# Task directions
Return only this: the line with "Give me the" and all the lines that follow it below, through the final one, exactly as they are.

'''

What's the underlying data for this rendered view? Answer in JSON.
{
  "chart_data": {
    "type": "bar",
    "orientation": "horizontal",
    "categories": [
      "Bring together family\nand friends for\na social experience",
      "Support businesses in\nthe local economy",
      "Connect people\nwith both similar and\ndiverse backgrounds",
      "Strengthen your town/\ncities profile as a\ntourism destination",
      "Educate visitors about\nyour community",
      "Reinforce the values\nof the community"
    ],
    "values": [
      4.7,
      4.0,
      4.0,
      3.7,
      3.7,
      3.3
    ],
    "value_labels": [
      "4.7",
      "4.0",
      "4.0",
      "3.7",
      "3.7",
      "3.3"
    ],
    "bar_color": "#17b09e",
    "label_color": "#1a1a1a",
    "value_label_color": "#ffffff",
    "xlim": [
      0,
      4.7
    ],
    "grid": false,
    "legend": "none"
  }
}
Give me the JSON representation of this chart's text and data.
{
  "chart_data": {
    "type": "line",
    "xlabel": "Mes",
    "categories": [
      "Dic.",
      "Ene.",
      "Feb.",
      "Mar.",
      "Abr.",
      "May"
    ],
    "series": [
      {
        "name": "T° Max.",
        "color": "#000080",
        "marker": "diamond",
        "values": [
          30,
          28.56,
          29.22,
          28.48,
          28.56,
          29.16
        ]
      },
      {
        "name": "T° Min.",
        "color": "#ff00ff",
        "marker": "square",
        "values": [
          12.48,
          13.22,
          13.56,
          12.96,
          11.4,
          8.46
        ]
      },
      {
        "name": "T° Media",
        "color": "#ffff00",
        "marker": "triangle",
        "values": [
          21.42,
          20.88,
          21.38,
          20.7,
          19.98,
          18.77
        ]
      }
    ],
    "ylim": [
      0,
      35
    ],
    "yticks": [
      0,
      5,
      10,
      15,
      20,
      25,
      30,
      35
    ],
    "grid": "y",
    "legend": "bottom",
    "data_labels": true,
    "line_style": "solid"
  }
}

'''

# Exercise result
Give me the JSON representation of this chart's text and data.
{
  "chart_data": {
    "type": "line",
    "xlabel": "Mes",
    "categories": [
      "Dic.",
      "Ene.",
      "Feb.",
      "Mar.",
      "Abr.",
      "May"
    ],
    "series": [
      {
        "name": "T° Max.",
        "color": "#000080",
        "marker": "diamond",
        "values": [
          30,
          28.56,
          29.22,
          28.48,
          28.56,
          29.16
        ]
      },
      {
        "name": "T° Min.",
        "color": "#ff00ff",
        "marker": "square",
        "values": [
          12.48,
          13.22,
          13.56,
          12.96,
          11.4,
          8.46
        ]
      },
      {
        "name": "T° Media",
        "color": "#ffff00",
        "marker": "triangle",
        "values": [
          21.42,
          20.88,
          21.38,
          20.7,
          19.98,
          18.77
        ]
      }
    ],
    "ylim": [
      0,
      35
    ],
    "yticks": [
      0,
      5,
      10,
      15,
      20,
      25,
      30,
      35
    ],
    "grid": "y",
    "legend": "bottom",
    "data_labels": true,
    "line_style": "solid"
  }
}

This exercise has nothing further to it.